## Stated goal
Each record needs to be echoed exactly; can you do that?

[Collected data]
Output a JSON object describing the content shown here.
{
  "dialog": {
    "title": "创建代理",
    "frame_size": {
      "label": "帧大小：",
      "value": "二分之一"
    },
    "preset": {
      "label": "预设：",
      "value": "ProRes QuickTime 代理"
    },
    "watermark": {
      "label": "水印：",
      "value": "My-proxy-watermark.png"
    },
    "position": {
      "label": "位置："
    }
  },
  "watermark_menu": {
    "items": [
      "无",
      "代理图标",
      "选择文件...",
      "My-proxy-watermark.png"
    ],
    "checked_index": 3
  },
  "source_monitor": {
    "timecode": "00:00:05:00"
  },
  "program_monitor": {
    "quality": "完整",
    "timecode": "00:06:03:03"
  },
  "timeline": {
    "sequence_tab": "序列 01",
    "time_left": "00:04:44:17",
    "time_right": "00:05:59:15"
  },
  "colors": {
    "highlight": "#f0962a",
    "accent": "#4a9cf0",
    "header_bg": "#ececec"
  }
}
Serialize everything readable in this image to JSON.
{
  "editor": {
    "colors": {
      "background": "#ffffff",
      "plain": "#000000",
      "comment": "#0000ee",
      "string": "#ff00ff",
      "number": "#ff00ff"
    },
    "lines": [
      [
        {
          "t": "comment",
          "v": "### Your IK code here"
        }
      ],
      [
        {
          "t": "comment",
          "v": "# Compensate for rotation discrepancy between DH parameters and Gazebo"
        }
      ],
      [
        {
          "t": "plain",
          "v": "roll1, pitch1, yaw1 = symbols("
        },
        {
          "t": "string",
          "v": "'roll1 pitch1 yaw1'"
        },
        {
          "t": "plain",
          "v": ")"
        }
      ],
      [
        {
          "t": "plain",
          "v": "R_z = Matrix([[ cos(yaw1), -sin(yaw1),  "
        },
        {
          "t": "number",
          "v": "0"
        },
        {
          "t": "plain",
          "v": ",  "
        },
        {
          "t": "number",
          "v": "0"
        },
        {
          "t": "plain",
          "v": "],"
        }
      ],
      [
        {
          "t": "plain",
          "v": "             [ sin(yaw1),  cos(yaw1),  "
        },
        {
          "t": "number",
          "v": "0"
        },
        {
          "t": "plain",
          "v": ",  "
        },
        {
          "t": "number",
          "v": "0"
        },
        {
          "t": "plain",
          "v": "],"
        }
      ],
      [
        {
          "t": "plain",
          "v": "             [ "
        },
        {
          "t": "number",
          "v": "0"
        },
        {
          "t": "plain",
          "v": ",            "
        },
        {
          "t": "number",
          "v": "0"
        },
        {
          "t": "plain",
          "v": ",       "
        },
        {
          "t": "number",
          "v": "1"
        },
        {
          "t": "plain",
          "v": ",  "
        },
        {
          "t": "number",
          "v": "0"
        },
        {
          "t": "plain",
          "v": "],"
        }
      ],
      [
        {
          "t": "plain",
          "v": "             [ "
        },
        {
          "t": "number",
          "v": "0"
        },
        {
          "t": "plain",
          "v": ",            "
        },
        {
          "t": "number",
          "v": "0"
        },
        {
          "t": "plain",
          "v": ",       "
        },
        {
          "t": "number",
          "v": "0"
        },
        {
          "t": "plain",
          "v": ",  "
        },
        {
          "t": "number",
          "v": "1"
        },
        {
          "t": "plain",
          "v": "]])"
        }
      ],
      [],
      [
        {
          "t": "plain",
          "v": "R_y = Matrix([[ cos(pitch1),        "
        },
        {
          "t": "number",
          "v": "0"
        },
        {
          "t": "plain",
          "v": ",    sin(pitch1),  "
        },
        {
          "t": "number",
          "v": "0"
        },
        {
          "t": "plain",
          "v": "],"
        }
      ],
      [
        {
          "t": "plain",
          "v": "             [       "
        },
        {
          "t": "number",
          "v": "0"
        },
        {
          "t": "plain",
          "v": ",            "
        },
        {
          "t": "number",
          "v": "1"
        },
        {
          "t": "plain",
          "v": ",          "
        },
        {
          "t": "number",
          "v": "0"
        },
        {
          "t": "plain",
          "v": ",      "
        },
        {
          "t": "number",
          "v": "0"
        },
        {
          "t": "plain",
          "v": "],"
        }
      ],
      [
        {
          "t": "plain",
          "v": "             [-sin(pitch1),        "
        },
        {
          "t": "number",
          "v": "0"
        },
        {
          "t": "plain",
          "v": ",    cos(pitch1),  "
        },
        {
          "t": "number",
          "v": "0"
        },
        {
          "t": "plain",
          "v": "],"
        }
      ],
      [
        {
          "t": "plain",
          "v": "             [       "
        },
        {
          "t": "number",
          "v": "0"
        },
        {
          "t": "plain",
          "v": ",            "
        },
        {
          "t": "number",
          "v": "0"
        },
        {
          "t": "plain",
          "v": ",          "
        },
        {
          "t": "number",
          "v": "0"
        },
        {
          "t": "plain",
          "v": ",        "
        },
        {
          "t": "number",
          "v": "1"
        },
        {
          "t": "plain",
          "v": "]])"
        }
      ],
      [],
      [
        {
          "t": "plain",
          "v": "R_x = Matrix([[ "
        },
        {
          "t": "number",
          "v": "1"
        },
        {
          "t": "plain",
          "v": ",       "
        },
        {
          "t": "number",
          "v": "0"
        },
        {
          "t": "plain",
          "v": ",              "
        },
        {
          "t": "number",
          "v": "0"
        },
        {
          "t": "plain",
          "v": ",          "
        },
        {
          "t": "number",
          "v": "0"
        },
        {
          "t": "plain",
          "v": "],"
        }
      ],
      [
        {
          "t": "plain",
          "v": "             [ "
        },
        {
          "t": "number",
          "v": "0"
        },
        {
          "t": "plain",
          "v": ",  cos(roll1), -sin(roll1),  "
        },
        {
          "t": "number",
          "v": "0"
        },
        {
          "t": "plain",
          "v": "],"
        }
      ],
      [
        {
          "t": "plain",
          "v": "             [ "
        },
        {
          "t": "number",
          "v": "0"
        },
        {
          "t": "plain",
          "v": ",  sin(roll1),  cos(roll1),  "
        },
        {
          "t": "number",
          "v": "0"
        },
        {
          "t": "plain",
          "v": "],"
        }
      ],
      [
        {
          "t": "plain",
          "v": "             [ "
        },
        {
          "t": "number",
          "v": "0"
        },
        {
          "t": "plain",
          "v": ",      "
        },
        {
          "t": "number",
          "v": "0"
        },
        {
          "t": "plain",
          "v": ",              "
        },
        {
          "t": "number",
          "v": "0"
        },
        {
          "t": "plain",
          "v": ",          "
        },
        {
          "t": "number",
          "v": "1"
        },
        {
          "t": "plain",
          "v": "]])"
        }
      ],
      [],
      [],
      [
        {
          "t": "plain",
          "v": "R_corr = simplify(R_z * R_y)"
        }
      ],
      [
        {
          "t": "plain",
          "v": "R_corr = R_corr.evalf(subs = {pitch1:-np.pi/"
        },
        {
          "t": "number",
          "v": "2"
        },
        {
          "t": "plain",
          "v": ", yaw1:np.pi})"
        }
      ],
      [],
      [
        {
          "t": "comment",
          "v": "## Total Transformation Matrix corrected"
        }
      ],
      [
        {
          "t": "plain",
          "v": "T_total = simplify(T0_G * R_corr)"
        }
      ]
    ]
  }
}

## Reply to the task
Output a JSON object describing the content shown here.
{
  "dialog": {
    "title": "创建代理",
    "frame_size": {
      "label": "帧大小：",
      "value": "二分之一"
    },
    "preset": {
      "label": "预设：",
      "value": "ProRes QuickTime 代理"
    },
    "watermark": {
      "label": "水印：",
      "value": "My-proxy-watermark.png"
    },
    "position": {
      "label": "位置："
    }
  },
  "watermark_menu": {
    "items": [
      "无",
      "代理图标",
      "选择文件...",
      "My-proxy-watermark.png"
    ],
    "checked_index": 3
  },
  "source_monitor": {
    "timecode": "00:00:05:00"
  },
  "program_monitor": {
    "quality": "完整",
    "timecode": "00:06:03:03"
  },
  "timeline": {
    "sequence_tab": "序列 01",
    "time_left": "00:04:44:17",
    "time_right": "00:05:59:15"
  },
  "colors": {
    "highlight": "#f0962a",
    "accent": "#4a9cf0",
    "header_bg": "#ececec"
  }
}
Serialize everything readable in this image to JSON.
{
  "editor": {
    "colors": {
      "background": "#ffffff",
      "plain": "#000000",
      "comment": "#0000ee",
      "string": "#ff00ff",
      "number": "#ff00ff"
    },
    "lines": [
      [
        {
          "t": "comment",
          "v": "### Your IK code here"
        }
      ],
      [
        {
          "t": "comment",
          "v": "# Compensate for rotation discrepancy between DH parameters and Gazebo"
        }
      ],
      [
        {
          "t": "plain",
          "v": "roll1, pitch1, yaw1 = symbols("
        },
        {
          "t": "string",
          "v": "'roll1 pitch1 yaw1'"
        },
        {
          "t": "plain",
          "v": ")"
        }
      ],
      [
        {
          "t": "plain",
          "v": "R_z = Matrix([[ cos(yaw1), -sin(yaw1),  "
        },
        {
          "t": "number",
          "v": "0"
        },
        {
          "t": "plain",
          "v": ",  "
        },
        {
          "t": "number",
          "v": "0"
        },
        {
          "t": "plain",
          "v": "],"
        }
      ],
      [
        {
          "t": "plain",
          "v": "             [ sin(yaw1),  cos(yaw1),  "
        },
        {
          "t": "number",
          "v": "0"
        },
        {
          "t": "plain",
          "v": ",  "
        },
        {
          "t": "number",
          "v": "0"
        },
        {
          "t": "plain",
          "v": "],"
        }
      ],
      [
        {
          "t": "plain",
          "v": "             [ "
        },
        {
          "t": "number",
          "v": "0"
        },
        {
          "t": "plain",
          "v": ",            "
        },
        {
          "t": "number",
          "v": "0"
        },
        {
          "t": "plain",
          "v": ",       "
        },
        {
          "t": "number",
          "v": "1"
        },
        {
          "t": "plain",
          "v": ",  "
        },
        {
          "t": "number",
          "v": "0"
        },
        {
          "t": "plain",
          "v": "],"
        }
      ],
      [
        {
          "t": "plain",
          "v": "             [ "
        },
        {
          "t": "number",
          "v": "0"
        },
        {
          "t": "plain",
          "v": ",            "
        },
        {
          "t": "number",
          "v": "0"
        },
        {
          "t": "plain",
          "v": ",       "
        },
        {
          "t": "number",
          "v": "0"
        },
        {
          "t": "plain",
          "v": ",  "
        },
        {
          "t": "number",
          "v": "1"
        },
        {
          "t": "plain",
          "v": "]])"
        }
      ],
      [],
      [
        {
          "t": "plain",
          "v": "R_y = Matrix([[ cos(pitch1),        "
        },
        {
          "t": "number",
          "v": "0"
        },
        {
          "t": "plain",
          "v": ",    sin(pitch1),  "
        },
        {
          "t": "number",
          "v": "0"
        },
        {
          "t": "plain",
          "v": "],"
        }
      ],
      [
        {
          "t": "plain",
          "v": "             [       "
        },
        {
          "t": "number",
          "v": "0"
        },
        {
          "t": "plain",
          "v": ",            "
        },
        {
          "t": "number",
          "v": "1"
        },
        {
          "t": "plain",
          "v": ",          "
        },
        {
          "t": "number",
          "v": "0"
        },
        {
          "t": "plain",
          "v": ",      "
        },
        {
          "t": "number",
          "v": "0"
        },
        {
          "t": "plain",
          "v": "],"
        }
      ],
      [
        {
          "t": "plain",
          "v": "             [-sin(pitch1),        "
        },
        {
          "t": "number",
          "v": "0"
        },
        {
          "t": "plain",
          "v": ",    cos(pitch1),  "
        },
        {
          "t": "number",
          "v": "0"
        },
        {
          "t": "plain",
          "v": "],"
        }
      ],
      [
        {
          "t": "plain",
          "v": "             [       "
        },
        {
          "t": "number",
          "v": "0"
        },
        {
          "t": "plain",
          "v": ",            "
        },
        {
          "t": "number",
          "v": "0"
        },
        {
          "t": "plain",
          "v": ",          "
        },
        {
          "t": "number",
          "v": "0"
        },
        {
          "t": "plain",
          "v": ",        "
        },
        {
          "t": "number",
          "v": "1"
        },
        {
          "t": "plain",
          "v": "]])"
        }
      ],
      [],
      [
        {
          "t": "plain",
          "v": "R_x = Matrix([[ "
        },
        {
          "t": "number",
          "v": "1"
        },
        {
          "t": "plain",
          "v": ",       "
        },
        {
          "t": "number",
          "v": "0"
        },
        {
          "t": "plain",
          "v": ",              "
        },
        {
          "t": "number",
          "v": "0"
        },
        {
          "t": "plain",
          "v": ",          "
        },
        {
          "t": "number",
          "v": "0"
        },
        {
          "t": "plain",
          "v": "],"
        }
      ],
      [
        {
          "t": "plain",
          "v": "             [ "
        },
        {
          "t": "number",
          "v": "0"
        },
        {
          "t": "plain",
          "v": ",  cos(roll1), -sin(roll1),  "
        },
        {
          "t": "number",
          "v": "0"
        },
        {
          "t": "plain",
          "v": "],"
        }
      ],
      [
        {
          "t": "plain",
          "v": "             [ "
        },
        {
          "t": "number",
          "v": "0"
        },
        {
          "t": "plain",
          "v": ",  sin(roll1),  cos(roll1),  "
        },
        {
          "t": "number",
          "v": "0"
        },
        {
          "t": "plain",
          "v": "],"
        }
      ],
      [
        {
          "t": "plain",
          "v": "             [ "
        },
        {
          "t": "number",
          "v": "0"
        },
        {
          "t": "plain",
          "v": ",      "
        },
        {
          "t": "number",
          "v": "0"
        },
        {
          "t": "plain",
          "v": ",              "
        },
        {
          "t": "number",
          "v": "0"
        },
        {
          "t": "plain",
          "v": ",          "
        },
        {
          "t": "number",
          "v": "1"
        },
        {
          "t": "plain",
          "v": "]])"
        }
      ],
      [],
      [],
      [
        {
          "t": "plain",
          "v": "R_corr = simplify(R_z * R_y)"
        }
      ],
      [
        {
          "t": "plain",
          "v": "R_corr = R_corr.evalf(subs = {pitch1:-np.pi/"
        },
        {
          "t": "number",
          "v": "2"
        },
        {
          "t": "plain",
          "v": ", yaw1:np.pi})"
        }
      ],
      [],
      [
        {
          "t": "comment",
          "v": "## Total Transformation Matrix corrected"
        }
      ],
      [
        {
          "t": "plain",
          "v": "T_total = simplify(T0_G * R_corr)"
        }
      ]
    ]
  }
}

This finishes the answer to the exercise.